#### [INSTRUCTIONS TO FOLLOW]
Under this task are some entries; return every one of them exactly.

────────────────────────────────────────

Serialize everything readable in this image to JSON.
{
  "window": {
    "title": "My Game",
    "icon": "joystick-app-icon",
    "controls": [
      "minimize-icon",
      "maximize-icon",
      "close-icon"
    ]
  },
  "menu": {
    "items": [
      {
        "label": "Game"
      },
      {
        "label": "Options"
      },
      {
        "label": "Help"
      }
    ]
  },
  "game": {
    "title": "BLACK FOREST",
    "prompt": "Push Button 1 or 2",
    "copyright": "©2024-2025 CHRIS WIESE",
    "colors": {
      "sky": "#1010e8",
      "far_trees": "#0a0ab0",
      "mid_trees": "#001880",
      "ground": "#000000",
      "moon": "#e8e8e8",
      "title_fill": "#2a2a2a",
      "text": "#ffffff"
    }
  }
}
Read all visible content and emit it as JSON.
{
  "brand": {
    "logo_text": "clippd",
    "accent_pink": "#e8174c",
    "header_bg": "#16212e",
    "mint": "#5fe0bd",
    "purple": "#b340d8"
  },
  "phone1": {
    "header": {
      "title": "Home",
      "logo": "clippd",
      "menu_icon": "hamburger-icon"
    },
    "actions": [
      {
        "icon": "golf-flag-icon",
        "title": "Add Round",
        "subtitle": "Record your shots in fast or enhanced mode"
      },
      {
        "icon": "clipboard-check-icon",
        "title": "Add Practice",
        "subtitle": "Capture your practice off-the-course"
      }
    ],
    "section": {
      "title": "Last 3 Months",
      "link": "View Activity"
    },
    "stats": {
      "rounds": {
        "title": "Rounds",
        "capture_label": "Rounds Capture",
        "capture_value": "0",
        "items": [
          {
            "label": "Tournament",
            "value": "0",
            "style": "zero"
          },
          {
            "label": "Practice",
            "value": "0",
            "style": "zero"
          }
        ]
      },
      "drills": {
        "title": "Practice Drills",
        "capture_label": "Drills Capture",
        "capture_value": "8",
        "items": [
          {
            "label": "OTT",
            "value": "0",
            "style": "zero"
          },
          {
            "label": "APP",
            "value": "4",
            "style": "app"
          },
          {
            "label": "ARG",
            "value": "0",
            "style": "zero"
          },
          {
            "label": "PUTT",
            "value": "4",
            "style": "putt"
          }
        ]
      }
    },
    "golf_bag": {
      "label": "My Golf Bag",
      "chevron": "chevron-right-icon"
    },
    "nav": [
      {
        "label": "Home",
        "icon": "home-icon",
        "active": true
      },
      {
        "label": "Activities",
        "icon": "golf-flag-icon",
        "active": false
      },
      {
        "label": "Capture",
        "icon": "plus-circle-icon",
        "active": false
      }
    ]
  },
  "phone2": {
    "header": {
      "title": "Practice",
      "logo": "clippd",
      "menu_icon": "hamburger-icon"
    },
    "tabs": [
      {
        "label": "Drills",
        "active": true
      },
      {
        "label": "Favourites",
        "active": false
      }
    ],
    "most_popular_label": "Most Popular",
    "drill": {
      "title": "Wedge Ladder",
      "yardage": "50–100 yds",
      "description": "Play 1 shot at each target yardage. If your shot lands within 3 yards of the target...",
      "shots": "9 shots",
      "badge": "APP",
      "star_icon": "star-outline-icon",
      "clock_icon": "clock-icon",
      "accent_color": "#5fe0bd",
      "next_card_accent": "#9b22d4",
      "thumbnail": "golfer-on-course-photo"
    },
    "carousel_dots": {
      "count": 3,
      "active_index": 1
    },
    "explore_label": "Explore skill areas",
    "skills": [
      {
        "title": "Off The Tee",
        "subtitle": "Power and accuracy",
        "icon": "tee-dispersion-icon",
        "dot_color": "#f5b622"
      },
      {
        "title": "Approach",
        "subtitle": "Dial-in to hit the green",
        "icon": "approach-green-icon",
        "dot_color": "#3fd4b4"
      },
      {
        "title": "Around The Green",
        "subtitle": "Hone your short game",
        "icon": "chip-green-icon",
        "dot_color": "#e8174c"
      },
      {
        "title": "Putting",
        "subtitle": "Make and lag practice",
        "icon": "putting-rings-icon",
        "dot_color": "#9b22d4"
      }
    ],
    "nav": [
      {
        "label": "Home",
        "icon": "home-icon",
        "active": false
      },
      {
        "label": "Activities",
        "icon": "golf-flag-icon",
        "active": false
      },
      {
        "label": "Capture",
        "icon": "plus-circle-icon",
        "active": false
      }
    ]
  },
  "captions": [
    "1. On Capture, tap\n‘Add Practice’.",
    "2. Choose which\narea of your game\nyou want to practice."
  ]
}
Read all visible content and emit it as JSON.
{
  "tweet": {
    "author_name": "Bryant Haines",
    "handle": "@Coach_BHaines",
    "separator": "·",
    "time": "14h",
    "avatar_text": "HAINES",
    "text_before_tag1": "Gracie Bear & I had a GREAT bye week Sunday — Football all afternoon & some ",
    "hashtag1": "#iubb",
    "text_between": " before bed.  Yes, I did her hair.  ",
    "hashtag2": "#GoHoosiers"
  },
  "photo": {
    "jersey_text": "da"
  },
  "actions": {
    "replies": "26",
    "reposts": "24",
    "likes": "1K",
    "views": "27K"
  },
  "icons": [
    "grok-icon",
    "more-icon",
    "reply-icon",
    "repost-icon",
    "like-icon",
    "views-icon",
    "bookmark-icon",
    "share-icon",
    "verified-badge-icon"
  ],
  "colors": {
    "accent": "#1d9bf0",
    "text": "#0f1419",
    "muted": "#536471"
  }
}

────────────────────────────────────────

#### [TASK ANSWER]
Serialize everything readable in this image to JSON.
{
  "window": {
    "title": "My Game",
    "icon": "joystick-app-icon",
    "controls": [
      "minimize-icon",
      "maximize-icon",
      "close-icon"
    ]
  },
  "menu": {
    "items": [
      {
        "label": "Game"
      },
      {
        "label": "Options"
      },
      {
        "label": "Help"
      }
    ]
  },
  "game": {
    "title": "BLACK FOREST",
    "prompt": "Push Button 1 or 2",
    "copyright": "©2024-2025 CHRIS WIESE",
    "colors": {
      "sky": "#1010e8",
      "far_trees": "#0a0ab0",
      "mid_trees": "#001880",
      "ground": "#000000",
      "moon": "#e8e8e8",
      "title_fill": "#2a2a2a",
      "text": "#ffffff"
    }
  }
}
Read all visible content and emit it as JSON.
{
  "brand": {
    "logo_text": "clippd",
    "accent_pink": "#e8174c",
    "header_bg": "#16212e",
    "mint": "#5fe0bd",
    "purple": "#b340d8"
  },
  "phone1": {
    "header": {
      "title": "Home",
      "logo": "clippd",
      "menu_icon": "hamburger-icon"
    },
    "actions": [
      {
        "icon": "golf-flag-icon",
        "title": "Add Round",
        "subtitle": "Record your shots in fast or enhanced mode"
      },
      {
        "icon": "clipboard-check-icon",
        "title": "Add Practice",
        "subtitle": "Capture your practice off-the-course"
      }
    ],
    "section": {
      "title": "Last 3 Months",
      "link": "View Activity"
    },
    "stats": {
      "rounds": {
        "title": "Rounds",
        "capture_label": "Rounds Capture",
        "capture_value": "0",
        "items": [
          {
            "label": "Tournament",
            "value": "0",
            "style": "zero"
          },
          {
            "label": "Practice",
            "value": "0",
            "style": "zero"
          }
        ]
      },
      "drills": {
        "title": "Practice Drills",
        "capture_label": "Drills Capture",
        "capture_value": "8",
        "items": [
          {
            "label": "OTT",
            "value": "0",
            "style": "zero"
          },
          {
            "label": "APP",
            "value": "4",
            "style": "app"
          },
          {
            "label": "ARG",
            "value": "0",
            "style": "zero"
          },
          {
            "label": "PUTT",
            "value": "4",
            "style": "putt"
          }
        ]
      }
    },
    "golf_bag": {
      "label": "My Golf Bag",
      "chevron": "chevron-right-icon"
    },
    "nav": [
      {
        "label": "Home",
        "icon": "home-icon",
        "active": true
      },
      {
        "label": "Activities",
        "icon": "golf-flag-icon",
        "active": false
      },
      {
        "label": "Capture",
        "icon": "plus-circle-icon",
        "active": false
      }
    ]
  },
  "phone2": {
    "header": {
      "title": "Practice",
      "logo": "clippd",
      "menu_icon": "hamburger-icon"
    },
    "tabs": [
      {
        "label": "Drills",
        "active": true
      },
      {
        "label": "Favourites",
        "active": false
      }
    ],
    "most_popular_label": "Most Popular",
    "drill": {
      "title": "Wedge Ladder",
      "yardage": "50–100 yds",
      "description": "Play 1 shot at each target yardage. If your shot lands within 3 yards of the target...",
      "shots": "9 shots",
      "badge": "APP",
      "star_icon": "star-outline-icon",
      "clock_icon": "clock-icon",
      "accent_color": "#5fe0bd",
      "next_card_accent": "#9b22d4",
      "thumbnail": "golfer-on-course-photo"
    },
    "carousel_dots": {
      "count": 3,
      "active_index": 1
    },
    "explore_label": "Explore skill areas",
    "skills": [
      {
        "title": "Off The Tee",
        "subtitle": "Power and accuracy",
        "icon": "tee-dispersion-icon",
        "dot_color": "#f5b622"
      },
      {
        "title": "Approach",
        "subtitle": "Dial-in to hit the green",
        "icon": "approach-green-icon",
        "dot_color": "#3fd4b4"
      },
      {
        "title": "Around The Green",
        "subtitle": "Hone your short game",
        "icon": "chip-green-icon",
        "dot_color": "#e8174c"
      },
      {
        "title": "Putting",
        "subtitle": "Make and lag practice",
        "icon": "putting-rings-icon",
        "dot_color": "#9b22d4"
      }
    ],
    "nav": [
      {
        "label": "Home",
        "icon": "home-icon",
        "active": false
      },
      {
        "label": "Activities",
        "icon": "golf-flag-icon",
        "active": false
      },
      {
        "label": "Capture",
        "icon": "plus-circle-icon",
        "active": false
      }
    ]
  },
  "captions": [
    "1. On Capture, tap\n‘Add Practice’.",
    "2. Choose which\narea of your game\nyou want to practice."
  ]
}
Read all visible content and emit it as JSON.
{
  "tweet": {
    "author_name": "Bryant Haines",
    "handle": "@Coach_BHaines",
    "separator": "·",
    "time": "14h",
    "avatar_text": "HAINES",
    "text_before_tag1": "Gracie Bear & I had a GREAT bye week Sunday — Football all afternoon & some ",
    "hashtag1": "#iubb",
    "text_between": " before bed.  Yes, I did her hair.  ",
    "hashtag2": "#GoHoosiers"
  },
  "photo": {
    "jersey_text": "da"
  },
  "actions": {
    "replies": "26",
    "reposts": "24",
    "likes": "1K",
    "views": "27K"
  },
  "icons": [
    "grok-icon",
    "more-icon",
    "reply-icon",
    "repost-icon",
    "like-icon",
    "views-icon",
    "bookmark-icon",
    "share-icon",
    "verified-badge-icon"
  ],
  "colors": {
    "accent": "#1d9bf0",
    "text": "#0f1419",
    "muted": "#536471"
  }
}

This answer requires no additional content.